Say how many lines of the material below contain the word "smiling", with no other words.

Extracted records
□ □ □ □ □
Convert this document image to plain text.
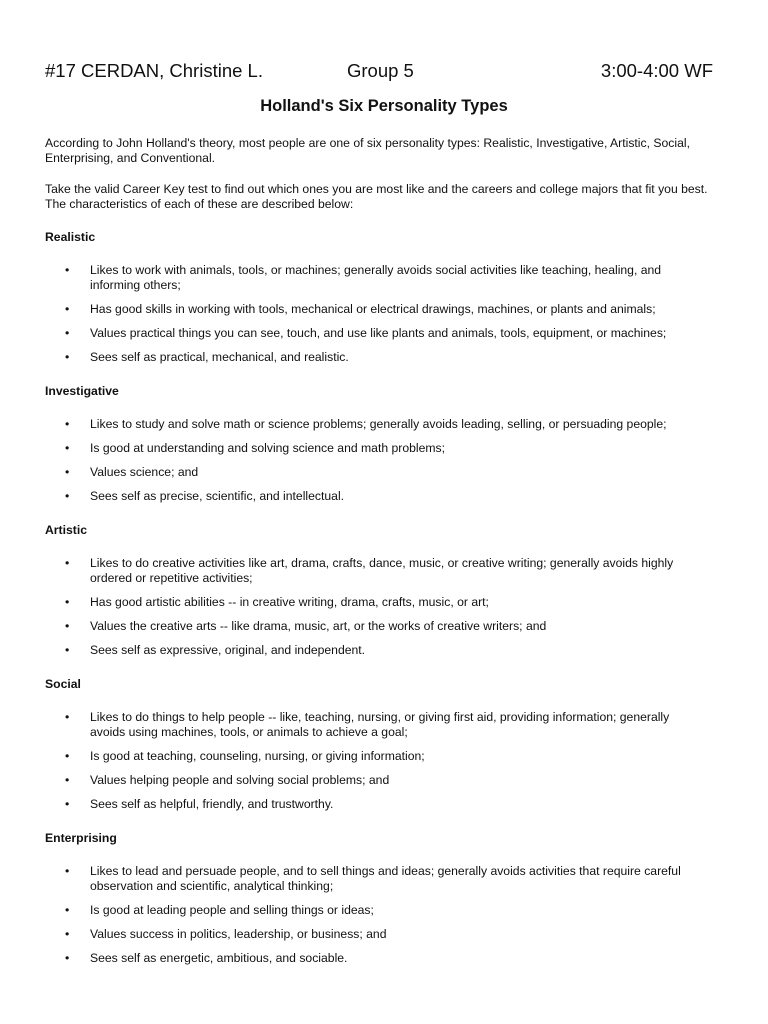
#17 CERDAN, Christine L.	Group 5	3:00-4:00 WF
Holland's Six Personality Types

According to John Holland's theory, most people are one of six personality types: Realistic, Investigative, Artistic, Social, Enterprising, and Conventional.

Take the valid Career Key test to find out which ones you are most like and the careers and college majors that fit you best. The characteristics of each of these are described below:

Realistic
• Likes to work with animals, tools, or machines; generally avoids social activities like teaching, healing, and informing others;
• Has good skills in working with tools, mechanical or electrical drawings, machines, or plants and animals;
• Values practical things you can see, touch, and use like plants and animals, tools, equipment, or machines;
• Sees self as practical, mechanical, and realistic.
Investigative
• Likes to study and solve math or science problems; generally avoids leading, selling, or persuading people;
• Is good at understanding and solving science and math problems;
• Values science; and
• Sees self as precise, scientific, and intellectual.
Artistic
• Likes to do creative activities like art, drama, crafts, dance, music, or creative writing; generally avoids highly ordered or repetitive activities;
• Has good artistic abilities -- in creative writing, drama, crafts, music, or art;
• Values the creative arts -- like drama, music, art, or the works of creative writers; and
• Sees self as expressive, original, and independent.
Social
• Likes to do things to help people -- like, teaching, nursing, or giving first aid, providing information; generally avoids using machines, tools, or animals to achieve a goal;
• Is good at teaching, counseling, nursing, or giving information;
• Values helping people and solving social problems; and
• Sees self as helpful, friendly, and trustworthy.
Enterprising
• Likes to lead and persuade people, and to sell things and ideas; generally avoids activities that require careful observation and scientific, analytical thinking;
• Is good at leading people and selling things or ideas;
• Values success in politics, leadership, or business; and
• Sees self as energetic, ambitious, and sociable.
□ □ □ □ □
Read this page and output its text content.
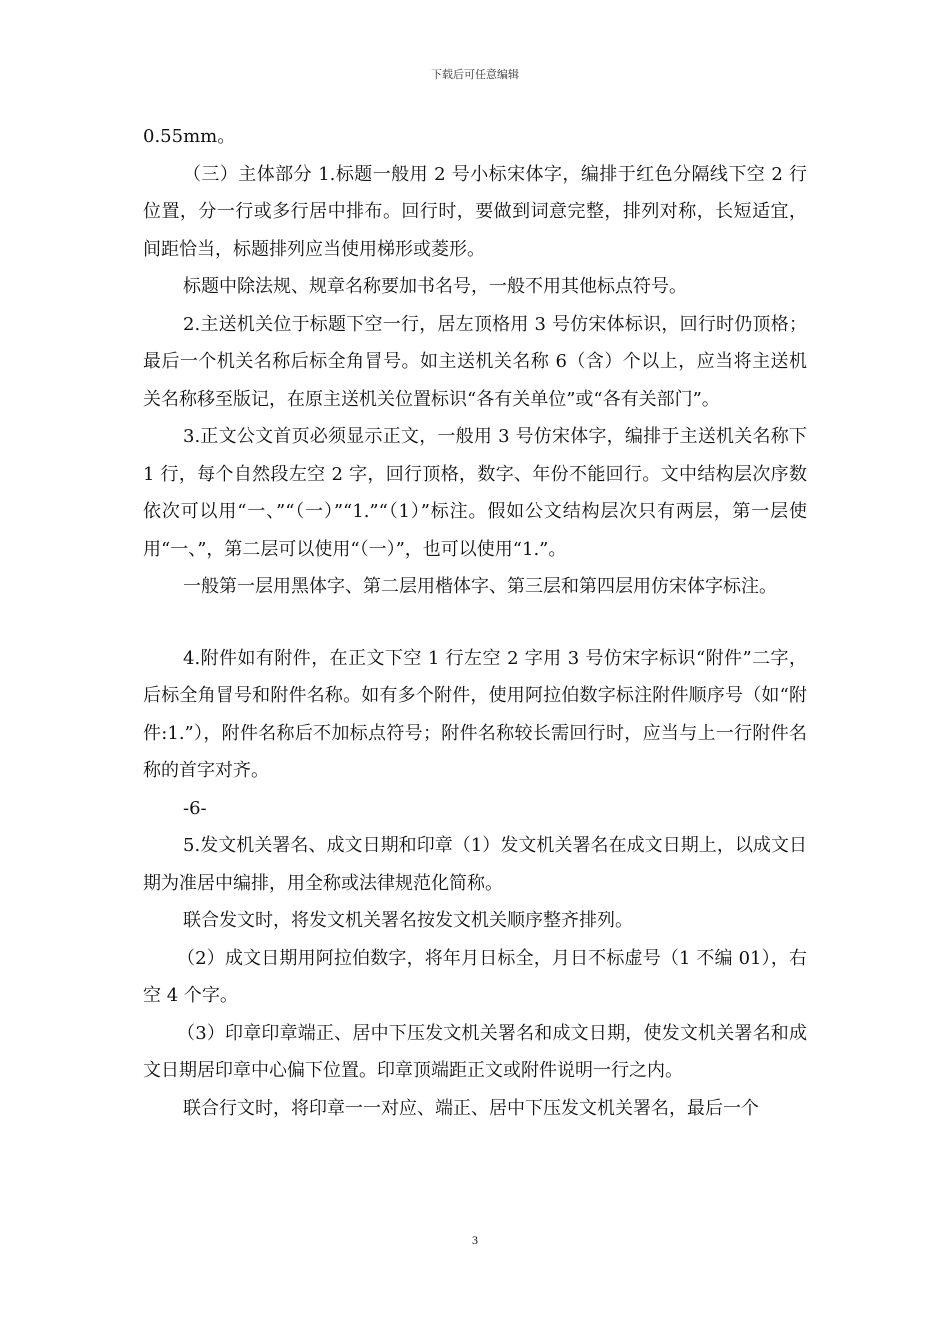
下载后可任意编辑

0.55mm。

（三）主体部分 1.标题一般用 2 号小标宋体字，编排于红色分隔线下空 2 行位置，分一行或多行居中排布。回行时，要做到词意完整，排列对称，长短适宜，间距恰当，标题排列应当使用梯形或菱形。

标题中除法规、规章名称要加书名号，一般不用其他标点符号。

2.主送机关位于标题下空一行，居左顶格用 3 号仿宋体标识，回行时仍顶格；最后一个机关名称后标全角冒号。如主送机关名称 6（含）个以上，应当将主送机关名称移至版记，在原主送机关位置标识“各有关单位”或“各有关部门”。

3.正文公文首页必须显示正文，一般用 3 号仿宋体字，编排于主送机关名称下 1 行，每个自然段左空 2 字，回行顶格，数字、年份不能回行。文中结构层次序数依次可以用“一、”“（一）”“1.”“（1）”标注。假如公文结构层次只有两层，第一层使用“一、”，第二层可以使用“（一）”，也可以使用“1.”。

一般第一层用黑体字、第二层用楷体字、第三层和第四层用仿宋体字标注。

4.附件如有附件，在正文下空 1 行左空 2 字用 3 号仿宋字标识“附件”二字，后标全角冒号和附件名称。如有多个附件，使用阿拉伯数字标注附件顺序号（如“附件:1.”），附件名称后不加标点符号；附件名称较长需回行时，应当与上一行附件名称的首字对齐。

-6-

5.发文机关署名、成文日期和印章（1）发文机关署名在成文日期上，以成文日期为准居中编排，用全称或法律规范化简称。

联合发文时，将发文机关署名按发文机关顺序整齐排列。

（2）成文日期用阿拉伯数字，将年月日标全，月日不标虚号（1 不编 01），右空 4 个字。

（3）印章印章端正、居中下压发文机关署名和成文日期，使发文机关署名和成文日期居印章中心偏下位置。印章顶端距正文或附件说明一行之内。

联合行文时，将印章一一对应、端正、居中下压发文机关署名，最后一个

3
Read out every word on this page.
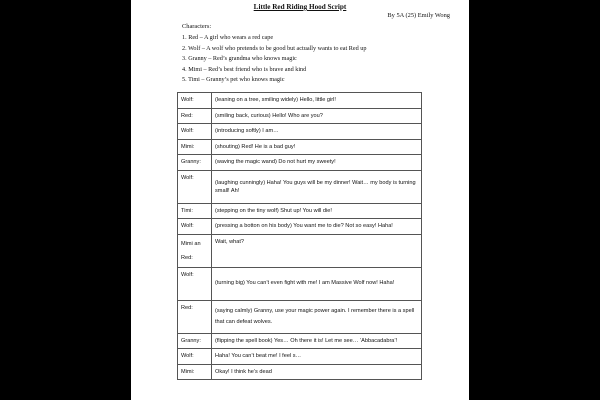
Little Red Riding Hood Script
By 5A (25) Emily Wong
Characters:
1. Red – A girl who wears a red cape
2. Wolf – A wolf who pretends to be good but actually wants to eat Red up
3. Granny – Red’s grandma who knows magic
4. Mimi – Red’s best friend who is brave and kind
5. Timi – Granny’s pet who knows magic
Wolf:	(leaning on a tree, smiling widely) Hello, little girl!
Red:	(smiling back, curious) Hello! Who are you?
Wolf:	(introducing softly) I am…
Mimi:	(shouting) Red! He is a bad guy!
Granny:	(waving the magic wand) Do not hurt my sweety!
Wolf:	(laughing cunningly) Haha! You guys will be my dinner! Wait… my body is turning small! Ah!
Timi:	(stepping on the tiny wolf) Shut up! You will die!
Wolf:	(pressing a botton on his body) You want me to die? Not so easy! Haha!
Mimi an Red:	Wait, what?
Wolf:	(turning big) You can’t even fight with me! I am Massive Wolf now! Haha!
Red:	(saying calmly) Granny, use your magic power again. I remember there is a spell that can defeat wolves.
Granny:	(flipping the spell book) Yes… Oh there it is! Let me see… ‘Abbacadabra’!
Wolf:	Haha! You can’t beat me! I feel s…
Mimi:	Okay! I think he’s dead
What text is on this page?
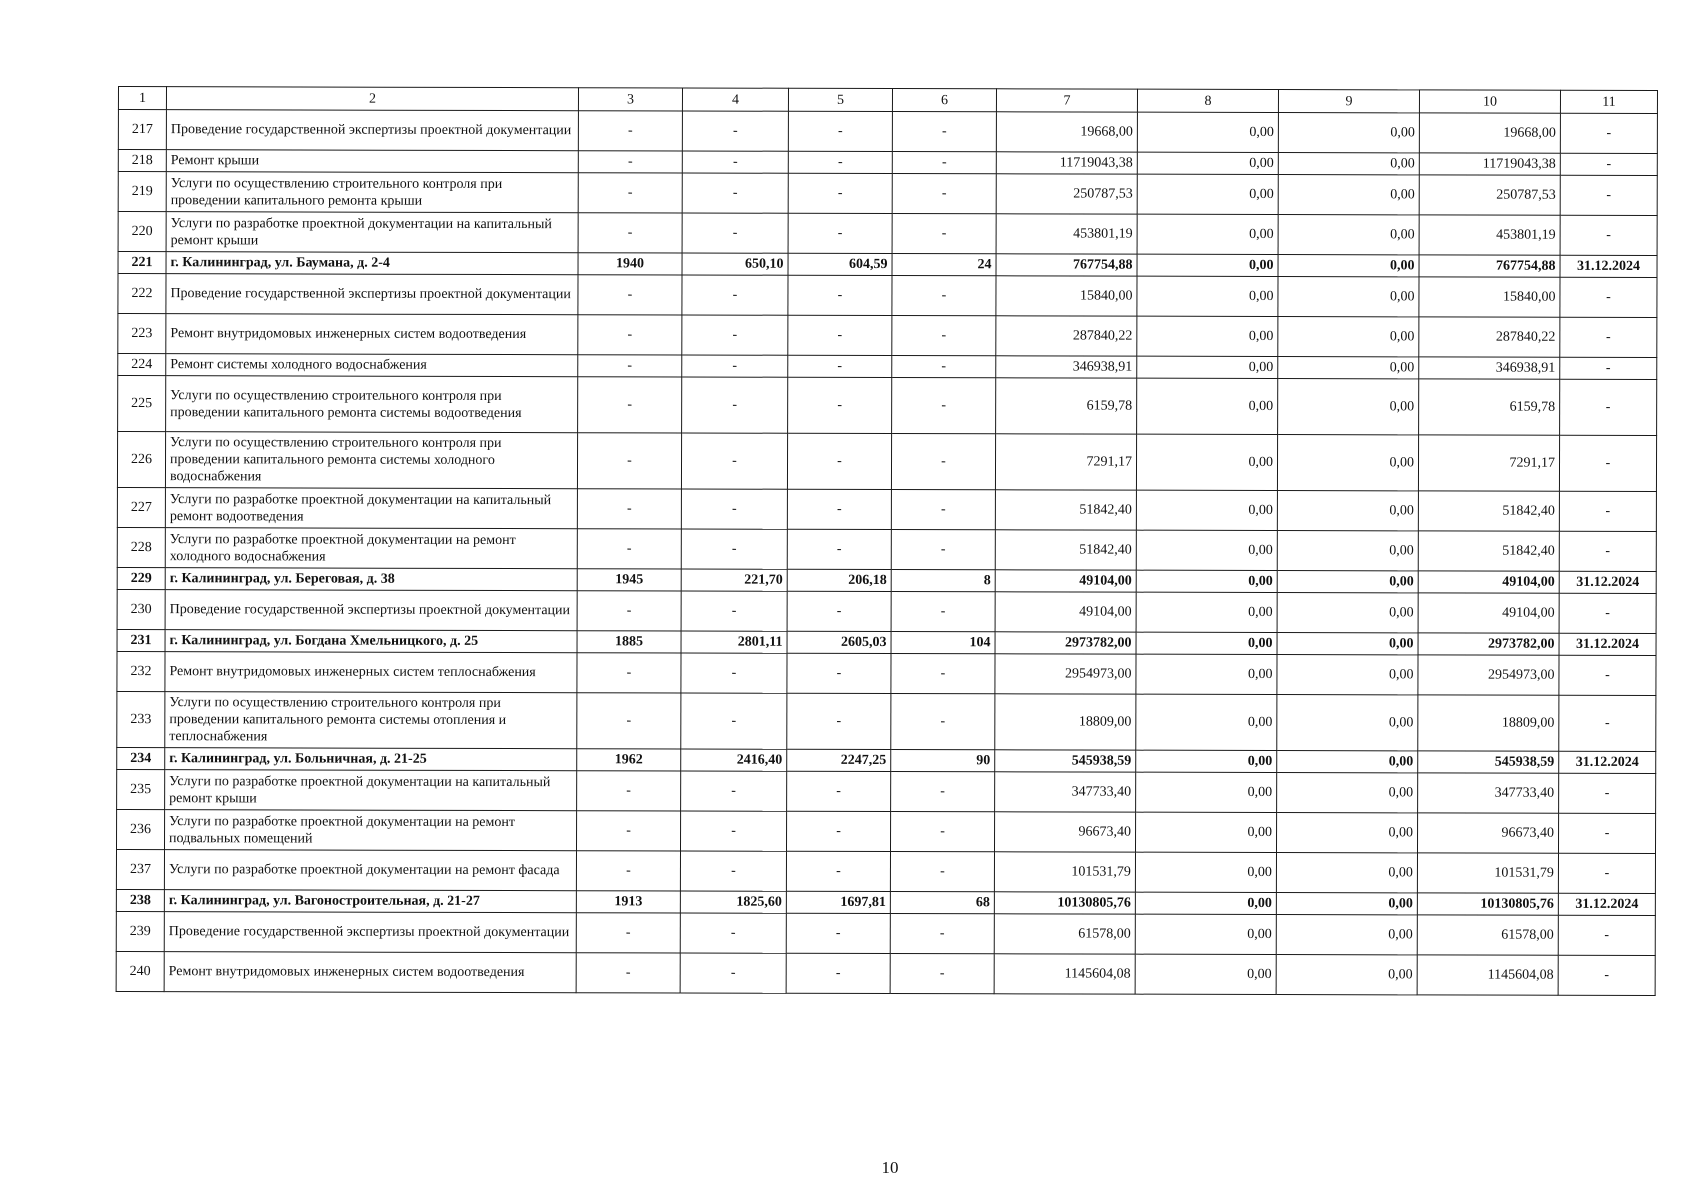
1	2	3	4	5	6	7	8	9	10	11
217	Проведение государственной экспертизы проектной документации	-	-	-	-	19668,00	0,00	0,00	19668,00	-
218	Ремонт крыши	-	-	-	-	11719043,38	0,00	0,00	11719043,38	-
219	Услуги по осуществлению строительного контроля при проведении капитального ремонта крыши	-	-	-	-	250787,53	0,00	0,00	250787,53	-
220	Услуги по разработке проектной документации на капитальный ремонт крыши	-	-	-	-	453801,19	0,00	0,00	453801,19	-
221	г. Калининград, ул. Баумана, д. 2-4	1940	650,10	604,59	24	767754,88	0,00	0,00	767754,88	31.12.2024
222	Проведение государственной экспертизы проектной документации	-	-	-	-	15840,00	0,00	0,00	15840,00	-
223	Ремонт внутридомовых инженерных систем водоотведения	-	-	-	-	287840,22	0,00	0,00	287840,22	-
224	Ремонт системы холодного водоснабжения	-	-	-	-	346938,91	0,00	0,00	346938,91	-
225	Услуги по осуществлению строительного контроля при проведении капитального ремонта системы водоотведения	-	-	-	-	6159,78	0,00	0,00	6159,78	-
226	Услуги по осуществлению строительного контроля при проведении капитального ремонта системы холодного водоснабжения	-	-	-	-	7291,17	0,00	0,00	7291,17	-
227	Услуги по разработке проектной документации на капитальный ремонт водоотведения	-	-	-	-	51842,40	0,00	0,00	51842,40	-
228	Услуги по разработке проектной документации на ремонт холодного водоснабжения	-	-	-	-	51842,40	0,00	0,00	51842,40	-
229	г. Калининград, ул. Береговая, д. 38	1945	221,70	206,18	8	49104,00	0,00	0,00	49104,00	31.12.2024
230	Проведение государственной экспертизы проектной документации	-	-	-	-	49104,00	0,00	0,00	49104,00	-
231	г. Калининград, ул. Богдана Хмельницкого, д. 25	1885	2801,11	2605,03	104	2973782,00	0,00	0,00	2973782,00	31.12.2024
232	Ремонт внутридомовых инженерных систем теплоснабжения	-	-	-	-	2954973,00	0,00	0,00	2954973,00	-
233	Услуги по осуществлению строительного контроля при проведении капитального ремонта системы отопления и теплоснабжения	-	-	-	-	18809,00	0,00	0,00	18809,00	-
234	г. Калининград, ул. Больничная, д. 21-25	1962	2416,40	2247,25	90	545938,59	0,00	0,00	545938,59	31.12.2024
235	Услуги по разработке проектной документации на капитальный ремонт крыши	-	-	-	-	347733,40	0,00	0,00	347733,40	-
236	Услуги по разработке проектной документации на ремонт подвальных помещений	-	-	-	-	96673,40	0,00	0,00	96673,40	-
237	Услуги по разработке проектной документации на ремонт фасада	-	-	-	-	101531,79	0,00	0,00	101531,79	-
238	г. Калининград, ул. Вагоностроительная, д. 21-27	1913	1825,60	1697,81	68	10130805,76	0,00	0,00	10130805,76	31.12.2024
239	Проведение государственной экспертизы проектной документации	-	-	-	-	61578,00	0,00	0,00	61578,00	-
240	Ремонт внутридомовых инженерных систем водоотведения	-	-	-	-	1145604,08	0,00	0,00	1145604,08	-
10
□ □ □ □ □
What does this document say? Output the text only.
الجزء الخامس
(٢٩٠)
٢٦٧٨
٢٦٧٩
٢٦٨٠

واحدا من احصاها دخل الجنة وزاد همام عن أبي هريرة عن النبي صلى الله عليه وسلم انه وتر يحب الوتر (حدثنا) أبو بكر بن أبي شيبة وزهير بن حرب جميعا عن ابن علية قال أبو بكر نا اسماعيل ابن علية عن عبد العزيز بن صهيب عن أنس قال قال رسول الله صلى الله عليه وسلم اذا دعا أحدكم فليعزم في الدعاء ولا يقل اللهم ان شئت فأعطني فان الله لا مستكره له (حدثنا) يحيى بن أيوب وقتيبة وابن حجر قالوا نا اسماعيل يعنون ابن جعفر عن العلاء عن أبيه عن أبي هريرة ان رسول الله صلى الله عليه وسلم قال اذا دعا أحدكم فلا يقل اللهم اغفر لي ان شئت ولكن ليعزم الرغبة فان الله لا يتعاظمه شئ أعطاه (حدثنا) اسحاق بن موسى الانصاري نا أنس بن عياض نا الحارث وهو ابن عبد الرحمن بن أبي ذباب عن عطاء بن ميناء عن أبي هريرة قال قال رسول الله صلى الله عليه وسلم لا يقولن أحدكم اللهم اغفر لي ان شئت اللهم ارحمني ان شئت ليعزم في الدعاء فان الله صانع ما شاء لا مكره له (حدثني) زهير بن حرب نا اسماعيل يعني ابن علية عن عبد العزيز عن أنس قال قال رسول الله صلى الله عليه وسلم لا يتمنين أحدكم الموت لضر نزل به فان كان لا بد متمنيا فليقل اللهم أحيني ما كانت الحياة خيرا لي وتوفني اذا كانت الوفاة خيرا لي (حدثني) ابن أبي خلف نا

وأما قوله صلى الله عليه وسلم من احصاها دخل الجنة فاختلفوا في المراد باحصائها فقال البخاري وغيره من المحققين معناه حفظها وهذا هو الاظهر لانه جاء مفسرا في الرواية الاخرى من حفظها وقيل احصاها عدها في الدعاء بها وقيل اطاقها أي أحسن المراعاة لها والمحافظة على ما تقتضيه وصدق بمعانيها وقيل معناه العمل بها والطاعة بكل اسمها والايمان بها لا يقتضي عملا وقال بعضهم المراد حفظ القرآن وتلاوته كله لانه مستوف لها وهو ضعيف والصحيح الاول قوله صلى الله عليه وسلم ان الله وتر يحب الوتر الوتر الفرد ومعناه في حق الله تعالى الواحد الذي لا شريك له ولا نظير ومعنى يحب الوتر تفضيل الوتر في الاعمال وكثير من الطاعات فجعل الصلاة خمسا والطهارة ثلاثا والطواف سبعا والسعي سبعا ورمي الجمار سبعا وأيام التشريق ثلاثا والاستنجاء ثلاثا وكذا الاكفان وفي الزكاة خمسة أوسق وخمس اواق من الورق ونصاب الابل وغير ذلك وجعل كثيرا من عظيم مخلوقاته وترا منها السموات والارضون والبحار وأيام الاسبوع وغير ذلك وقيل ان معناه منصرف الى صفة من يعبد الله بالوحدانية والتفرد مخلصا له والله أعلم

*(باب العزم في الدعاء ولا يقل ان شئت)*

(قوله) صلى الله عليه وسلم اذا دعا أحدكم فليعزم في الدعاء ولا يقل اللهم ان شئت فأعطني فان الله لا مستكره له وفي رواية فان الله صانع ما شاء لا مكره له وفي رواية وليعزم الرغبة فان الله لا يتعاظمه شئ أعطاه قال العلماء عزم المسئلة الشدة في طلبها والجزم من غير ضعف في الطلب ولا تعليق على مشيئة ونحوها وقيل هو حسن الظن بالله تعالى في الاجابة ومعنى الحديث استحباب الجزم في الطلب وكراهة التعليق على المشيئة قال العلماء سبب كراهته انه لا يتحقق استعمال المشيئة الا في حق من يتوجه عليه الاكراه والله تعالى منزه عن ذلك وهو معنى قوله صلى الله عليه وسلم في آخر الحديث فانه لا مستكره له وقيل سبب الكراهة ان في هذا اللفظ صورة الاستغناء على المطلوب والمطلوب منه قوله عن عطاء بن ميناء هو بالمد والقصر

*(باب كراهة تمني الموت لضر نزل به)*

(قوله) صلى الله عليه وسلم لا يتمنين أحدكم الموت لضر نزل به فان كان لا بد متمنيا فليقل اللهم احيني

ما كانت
□ □ □ □ □
▸ **Right answer**: 2